:: What is expected ::
Below are records to repeat exactly. Omit the pictures from the copy.
Material supplied start
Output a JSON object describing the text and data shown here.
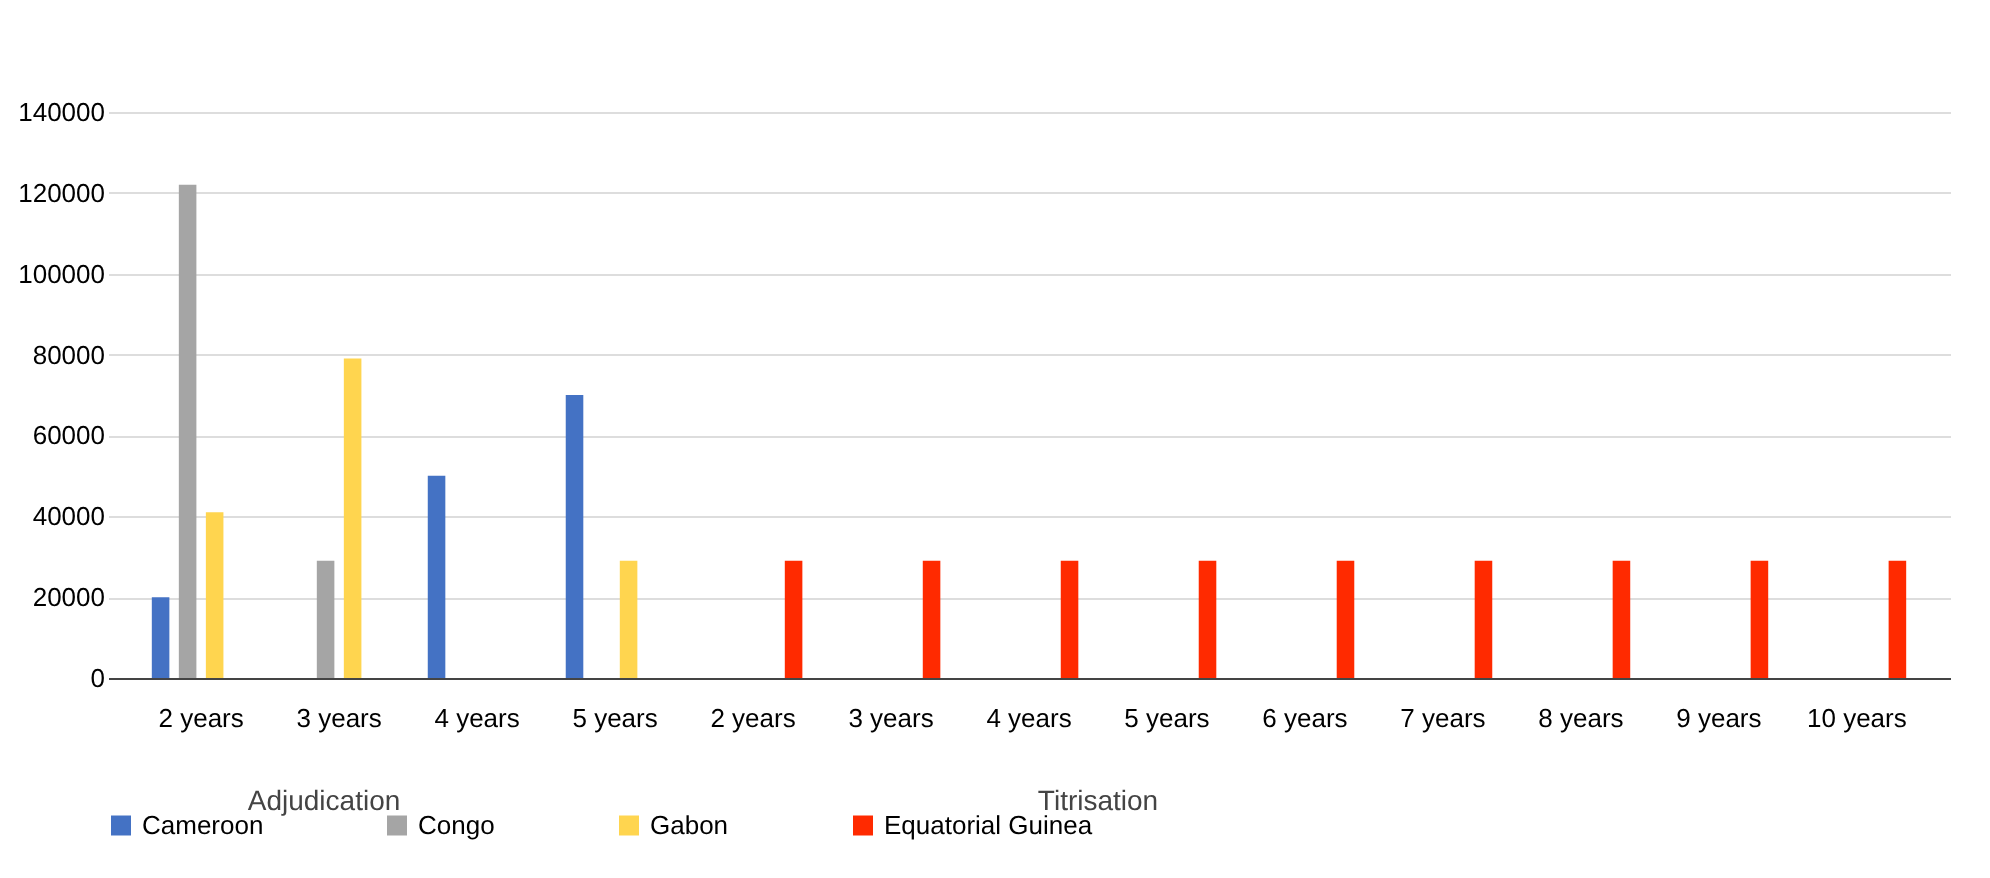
{
  "chart_data": {
    "type": "bar",
    "categories": [
      "2 years",
      "3 years",
      "4 years",
      "5 years",
      "2 years",
      "3 years",
      "4 years",
      "5 years",
      "6 years",
      "7 years",
      "8 years",
      "9 years",
      "10 years"
    ],
    "series": [
      {
        "name": "Cameroon",
        "color": "#4472c4",
        "values": [
          20000,
          null,
          50000,
          70000,
          null,
          null,
          null,
          null,
          null,
          null,
          null,
          null,
          null
        ]
      },
      {
        "name": "Congo",
        "color": "#a5a5a5",
        "values": [
          122000,
          29000,
          null,
          null,
          null,
          null,
          null,
          null,
          null,
          null,
          null,
          null,
          null
        ]
      },
      {
        "name": "Gabon",
        "color": "#ffd54f",
        "values": [
          41000,
          79000,
          null,
          29000,
          null,
          null,
          null,
          null,
          null,
          null,
          null,
          null,
          null
        ]
      },
      {
        "name": "Equatorial Guinea",
        "color": "#ff2a00",
        "values": [
          null,
          null,
          null,
          null,
          29000,
          29000,
          29000,
          29000,
          29000,
          29000,
          29000,
          29000,
          29000
        ]
      }
    ],
    "ylim": [
      0,
      140000
    ],
    "yticks": [
      0,
      20000,
      40000,
      60000,
      80000,
      100000,
      120000,
      140000
    ],
    "grid": "y",
    "legend": "bottom",
    "annotations": [
      "Adjudication",
      "Titrisation"
    ]
  }
}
Material supplied end
:: Response for this exercise ::
Output a JSON object describing the text and data shown here.
{
  "chart_data": {
    "type": "bar",
    "categories": [
      "2 years",
      "3 years",
      "4 years",
      "5 years",
      "2 years",
      "3 years",
      "4 years",
      "5 years",
      "6 years",
      "7 years",
      "8 years",
      "9 years",
      "10 years"
    ],
    "series": [
      {
        "name": "Cameroon",
        "color": "#4472c4",
        "values": [
          20000,
          null,
          50000,
          70000,
          null,
          null,
          null,
          null,
          null,
          null,
          null,
          null,
          null
        ]
      },
      {
        "name": "Congo",
        "color": "#a5a5a5",
        "values": [
          122000,
          29000,
          null,
          null,
          null,
          null,
          null,
          null,
          null,
          null,
          null,
          null,
          null
        ]
      },
      {
        "name": "Gabon",
        "color": "#ffd54f",
        "values": [
          41000,
          79000,
          null,
          29000,
          null,
          null,
          null,
          null,
          null,
          null,
          null,
          null,
          null
        ]
      },
      {
        "name": "Equatorial Guinea",
        "color": "#ff2a00",
        "values": [
          null,
          null,
          null,
          null,
          29000,
          29000,
          29000,
          29000,
          29000,
          29000,
          29000,
          29000,
          29000
        ]
      }
    ],
    "ylim": [
      0,
      140000
    ],
    "yticks": [
      0,
      20000,
      40000,
      60000,
      80000,
      100000,
      120000,
      140000
    ],
    "grid": "y",
    "legend": "bottom",
    "annotations": [
      "Adjudication",
      "Titrisation"
    ]
  }
}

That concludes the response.